Extrahierter Text =>
- - - -

Auch im wichtigsten Beratungsgremium im Erzbistum Köln gehen die Meinungen zur Rückkehr von Kardinal Woelki auseinander. Lob gab es für den Apostolischen Administrator Rolf Steinhäuser und dessen „dialogorientierte Amtsführung und Kommunikation“.

In einer „intensiven, teils kontrovers geführten Debatte“ hat der Diözesanpastoralrat im Erzbistum Köln über mögliche Szenarien nach der Rückkehr von Kardinal Rainer Maria Woelki nach seiner Auszeit diskutiert. Das teilte das Erzbistum am Samstag mit.
Im wichtigsten Beratungsgremium des Bistums, in dem Geistliche sowie haupt- und ehrenamtliche Laien mitwirken, seien die Meinungen zu der für Aschermittwoch geplanten Rückkehr des Kardinals „deutlich, aber nicht unversöhnlich aufeinander“ gestoßen.

- - - -

Ausgangsmaterial =>
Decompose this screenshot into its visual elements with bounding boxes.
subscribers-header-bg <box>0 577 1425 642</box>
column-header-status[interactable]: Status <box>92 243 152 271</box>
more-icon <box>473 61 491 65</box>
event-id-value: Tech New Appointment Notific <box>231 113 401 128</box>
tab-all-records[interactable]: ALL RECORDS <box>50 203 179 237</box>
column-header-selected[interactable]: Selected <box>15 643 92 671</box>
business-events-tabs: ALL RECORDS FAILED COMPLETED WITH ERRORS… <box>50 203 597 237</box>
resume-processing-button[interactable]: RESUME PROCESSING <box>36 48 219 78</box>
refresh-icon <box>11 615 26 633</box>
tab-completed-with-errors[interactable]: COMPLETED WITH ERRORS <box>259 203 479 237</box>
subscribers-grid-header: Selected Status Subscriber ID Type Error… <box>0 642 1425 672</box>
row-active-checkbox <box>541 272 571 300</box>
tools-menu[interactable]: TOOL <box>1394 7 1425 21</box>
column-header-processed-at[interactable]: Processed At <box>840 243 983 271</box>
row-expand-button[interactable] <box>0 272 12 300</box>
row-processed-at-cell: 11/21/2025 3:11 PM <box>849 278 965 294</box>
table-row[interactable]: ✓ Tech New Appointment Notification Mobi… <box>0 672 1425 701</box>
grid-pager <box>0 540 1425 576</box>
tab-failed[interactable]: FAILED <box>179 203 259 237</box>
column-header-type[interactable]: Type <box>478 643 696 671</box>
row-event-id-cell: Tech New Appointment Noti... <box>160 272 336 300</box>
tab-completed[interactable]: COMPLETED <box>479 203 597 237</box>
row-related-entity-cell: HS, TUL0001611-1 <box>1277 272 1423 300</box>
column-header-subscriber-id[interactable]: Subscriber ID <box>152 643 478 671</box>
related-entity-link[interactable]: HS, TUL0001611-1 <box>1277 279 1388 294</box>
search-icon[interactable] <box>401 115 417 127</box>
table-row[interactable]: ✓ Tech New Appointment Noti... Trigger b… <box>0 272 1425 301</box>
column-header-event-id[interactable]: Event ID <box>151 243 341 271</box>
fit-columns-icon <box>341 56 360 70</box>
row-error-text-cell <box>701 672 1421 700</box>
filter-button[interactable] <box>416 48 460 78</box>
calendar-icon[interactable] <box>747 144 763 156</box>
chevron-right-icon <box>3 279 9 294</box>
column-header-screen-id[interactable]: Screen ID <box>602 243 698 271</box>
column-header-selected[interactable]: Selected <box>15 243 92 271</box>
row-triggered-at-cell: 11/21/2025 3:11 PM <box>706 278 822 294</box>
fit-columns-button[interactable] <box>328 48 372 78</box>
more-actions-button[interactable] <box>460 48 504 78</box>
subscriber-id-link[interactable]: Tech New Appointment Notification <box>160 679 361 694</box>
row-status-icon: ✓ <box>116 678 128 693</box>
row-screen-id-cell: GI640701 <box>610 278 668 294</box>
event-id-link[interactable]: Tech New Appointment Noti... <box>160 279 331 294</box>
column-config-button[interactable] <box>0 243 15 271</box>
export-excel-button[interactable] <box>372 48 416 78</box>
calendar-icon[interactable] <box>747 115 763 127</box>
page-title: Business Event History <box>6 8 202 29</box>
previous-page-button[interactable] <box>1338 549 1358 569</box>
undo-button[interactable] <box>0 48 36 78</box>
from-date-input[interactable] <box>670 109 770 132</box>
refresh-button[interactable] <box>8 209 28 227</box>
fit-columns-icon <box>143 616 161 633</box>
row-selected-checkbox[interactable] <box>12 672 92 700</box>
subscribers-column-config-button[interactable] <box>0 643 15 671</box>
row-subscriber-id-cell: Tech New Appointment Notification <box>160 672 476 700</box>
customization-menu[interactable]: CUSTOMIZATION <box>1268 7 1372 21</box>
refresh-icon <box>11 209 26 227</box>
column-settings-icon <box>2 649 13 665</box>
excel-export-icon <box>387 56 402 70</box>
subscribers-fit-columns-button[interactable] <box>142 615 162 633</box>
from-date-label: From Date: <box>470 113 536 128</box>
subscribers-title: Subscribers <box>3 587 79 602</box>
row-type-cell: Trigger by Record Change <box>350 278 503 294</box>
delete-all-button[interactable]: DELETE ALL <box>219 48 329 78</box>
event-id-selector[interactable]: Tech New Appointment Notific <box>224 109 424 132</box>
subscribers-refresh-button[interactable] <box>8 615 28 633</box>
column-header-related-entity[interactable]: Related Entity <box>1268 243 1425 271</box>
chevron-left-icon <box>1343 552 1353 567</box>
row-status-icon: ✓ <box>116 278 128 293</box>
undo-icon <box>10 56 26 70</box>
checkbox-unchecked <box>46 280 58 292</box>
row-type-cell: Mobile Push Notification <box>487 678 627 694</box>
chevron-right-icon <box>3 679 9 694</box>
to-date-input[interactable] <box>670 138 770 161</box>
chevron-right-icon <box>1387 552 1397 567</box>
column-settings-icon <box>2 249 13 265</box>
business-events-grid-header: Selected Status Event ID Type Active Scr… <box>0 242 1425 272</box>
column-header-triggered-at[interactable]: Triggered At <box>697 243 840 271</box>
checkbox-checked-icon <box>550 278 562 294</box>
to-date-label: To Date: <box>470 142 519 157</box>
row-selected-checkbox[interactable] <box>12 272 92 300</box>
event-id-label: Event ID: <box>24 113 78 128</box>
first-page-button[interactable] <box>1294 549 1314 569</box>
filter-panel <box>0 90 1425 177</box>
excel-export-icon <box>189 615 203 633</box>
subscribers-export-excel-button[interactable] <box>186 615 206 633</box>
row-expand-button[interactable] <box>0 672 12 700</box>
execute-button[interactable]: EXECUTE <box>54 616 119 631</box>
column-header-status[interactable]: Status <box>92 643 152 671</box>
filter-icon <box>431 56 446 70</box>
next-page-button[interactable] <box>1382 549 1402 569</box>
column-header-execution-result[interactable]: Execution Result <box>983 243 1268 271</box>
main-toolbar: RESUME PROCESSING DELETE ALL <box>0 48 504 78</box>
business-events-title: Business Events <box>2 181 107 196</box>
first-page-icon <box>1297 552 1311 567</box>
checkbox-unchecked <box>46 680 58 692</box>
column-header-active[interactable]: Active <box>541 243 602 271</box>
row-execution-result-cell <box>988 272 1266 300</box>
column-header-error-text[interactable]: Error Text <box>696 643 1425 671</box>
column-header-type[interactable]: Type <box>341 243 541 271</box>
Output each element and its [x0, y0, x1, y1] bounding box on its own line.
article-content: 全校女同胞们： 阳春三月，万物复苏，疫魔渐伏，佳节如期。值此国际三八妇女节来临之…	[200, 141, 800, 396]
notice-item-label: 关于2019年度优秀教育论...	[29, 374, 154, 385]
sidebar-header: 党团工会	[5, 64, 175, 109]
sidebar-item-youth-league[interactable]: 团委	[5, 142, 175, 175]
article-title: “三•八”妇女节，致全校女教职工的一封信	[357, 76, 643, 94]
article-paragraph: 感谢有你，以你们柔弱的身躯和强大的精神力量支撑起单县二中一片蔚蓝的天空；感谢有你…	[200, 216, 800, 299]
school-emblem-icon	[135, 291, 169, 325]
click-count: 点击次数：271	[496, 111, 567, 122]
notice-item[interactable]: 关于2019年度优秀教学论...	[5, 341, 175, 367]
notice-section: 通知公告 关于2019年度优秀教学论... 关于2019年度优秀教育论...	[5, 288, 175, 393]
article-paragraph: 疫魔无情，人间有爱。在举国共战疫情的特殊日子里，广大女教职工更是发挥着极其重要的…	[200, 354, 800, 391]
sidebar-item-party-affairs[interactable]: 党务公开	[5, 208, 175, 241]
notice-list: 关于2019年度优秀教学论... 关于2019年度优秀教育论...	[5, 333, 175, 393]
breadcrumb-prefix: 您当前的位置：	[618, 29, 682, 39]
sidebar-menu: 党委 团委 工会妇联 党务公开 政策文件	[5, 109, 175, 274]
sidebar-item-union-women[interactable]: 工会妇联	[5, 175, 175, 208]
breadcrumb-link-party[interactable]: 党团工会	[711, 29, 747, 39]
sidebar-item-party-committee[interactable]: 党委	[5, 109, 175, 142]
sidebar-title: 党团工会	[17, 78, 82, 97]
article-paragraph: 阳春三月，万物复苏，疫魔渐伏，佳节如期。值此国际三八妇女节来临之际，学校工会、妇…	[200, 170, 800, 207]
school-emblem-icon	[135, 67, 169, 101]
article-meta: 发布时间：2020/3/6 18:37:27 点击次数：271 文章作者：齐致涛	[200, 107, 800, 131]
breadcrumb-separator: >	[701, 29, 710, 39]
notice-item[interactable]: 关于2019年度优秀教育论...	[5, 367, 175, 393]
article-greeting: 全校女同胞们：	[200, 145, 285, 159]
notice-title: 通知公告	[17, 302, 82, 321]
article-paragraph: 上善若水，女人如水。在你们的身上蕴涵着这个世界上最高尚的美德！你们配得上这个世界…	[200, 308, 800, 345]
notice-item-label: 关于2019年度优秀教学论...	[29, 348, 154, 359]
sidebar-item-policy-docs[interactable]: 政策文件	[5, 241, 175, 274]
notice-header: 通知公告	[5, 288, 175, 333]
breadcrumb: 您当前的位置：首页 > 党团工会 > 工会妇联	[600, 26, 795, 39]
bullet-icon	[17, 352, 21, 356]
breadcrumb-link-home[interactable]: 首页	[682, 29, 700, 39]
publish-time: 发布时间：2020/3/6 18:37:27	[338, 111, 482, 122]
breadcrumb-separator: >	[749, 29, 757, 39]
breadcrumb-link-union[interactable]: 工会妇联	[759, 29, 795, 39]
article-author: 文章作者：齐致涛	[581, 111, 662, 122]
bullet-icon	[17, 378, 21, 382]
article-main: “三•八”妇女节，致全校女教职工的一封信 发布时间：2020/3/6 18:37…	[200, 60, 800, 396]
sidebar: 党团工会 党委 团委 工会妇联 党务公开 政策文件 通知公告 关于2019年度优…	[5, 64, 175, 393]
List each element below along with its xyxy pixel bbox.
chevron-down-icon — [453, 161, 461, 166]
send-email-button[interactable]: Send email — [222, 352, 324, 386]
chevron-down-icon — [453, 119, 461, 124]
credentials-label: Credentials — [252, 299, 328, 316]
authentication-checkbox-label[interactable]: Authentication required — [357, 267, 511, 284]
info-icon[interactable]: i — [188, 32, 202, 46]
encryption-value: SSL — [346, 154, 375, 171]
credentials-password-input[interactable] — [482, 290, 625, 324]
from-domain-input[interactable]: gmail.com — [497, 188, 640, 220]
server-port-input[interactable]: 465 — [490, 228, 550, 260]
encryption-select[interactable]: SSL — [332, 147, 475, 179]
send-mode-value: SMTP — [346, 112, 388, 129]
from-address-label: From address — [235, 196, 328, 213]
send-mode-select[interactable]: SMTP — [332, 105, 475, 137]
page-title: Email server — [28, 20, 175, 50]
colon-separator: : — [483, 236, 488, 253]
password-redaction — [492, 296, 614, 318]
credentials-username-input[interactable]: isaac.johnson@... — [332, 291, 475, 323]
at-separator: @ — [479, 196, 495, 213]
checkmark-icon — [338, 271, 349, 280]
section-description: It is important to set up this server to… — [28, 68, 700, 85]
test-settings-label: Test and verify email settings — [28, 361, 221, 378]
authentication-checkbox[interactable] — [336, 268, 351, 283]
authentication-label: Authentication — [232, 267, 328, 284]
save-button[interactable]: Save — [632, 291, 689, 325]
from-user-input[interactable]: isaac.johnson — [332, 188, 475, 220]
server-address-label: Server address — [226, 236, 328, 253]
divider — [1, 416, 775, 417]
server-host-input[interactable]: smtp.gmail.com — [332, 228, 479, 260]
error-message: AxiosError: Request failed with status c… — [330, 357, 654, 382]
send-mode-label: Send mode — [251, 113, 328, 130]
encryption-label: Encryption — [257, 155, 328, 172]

- - - -

Zu erledigen 1 => Entscheide für jede Aussage, ob sie mit dem Text zur Rückkehr von Kardinal Woelki übereinstimmt, und belege dein Ja oder Nein mit einem wörtlichen Zitat daraus: (a) Im Diözesanpastoralrat wirken ausschließlich Geistliche mit. (b) Die Rückkehr des Kardinals ist für Aschermittwoch vorgesehen. (c) Rolf Steinhäuser wurde für seine Amtsführung kritisiert.
Zu erledigen 2 => Führe den Text zur Rückkehr von Kardinal Woelki nach seinem letzten Satz weiter.

Erwartete Ausgabe 1 =>
(a) Nein: „in dem Geistliche sowie haupt- und ehrenamtliche Laien mitwirken“
(b) Ja: „der für Aschermittwoch geplanten Rückkehr des Kardinals“
(c) Nein: „Lob gab es für den Apostolischen Administrator Rolf Steinhäuser“

Erwartete Ausgabe 2 =>
„Ich kann mir nicht vorstellen, wie das gehen soll“, hätten mehrere Teilnehmer gesagt, unter anderem Gemeindereferentin Marianne Arndt: „Die Menschen stimmen mit den Füßen ab, die Austrittszahlen sind erschreckend.“ Laienvertreter Stephan Neuhoff dagegen wird zitiert mit den Worten: „Für viele Kritiker muss Woelki als ‚Sündenbock‘ herhalten. Die von Rom eingeforderte Versöhnung kann aber nur gelingen, wenn auch die Kritiker des Kardinals bereit sind, ihren Beitrag zu leisten.“ Einig sei sich das Gremium darin gewesen, dass es ein „Weiter so“ nicht geben dürfe und dass „klare Signale für einen Neuanfang“ gesetzt werden müssten.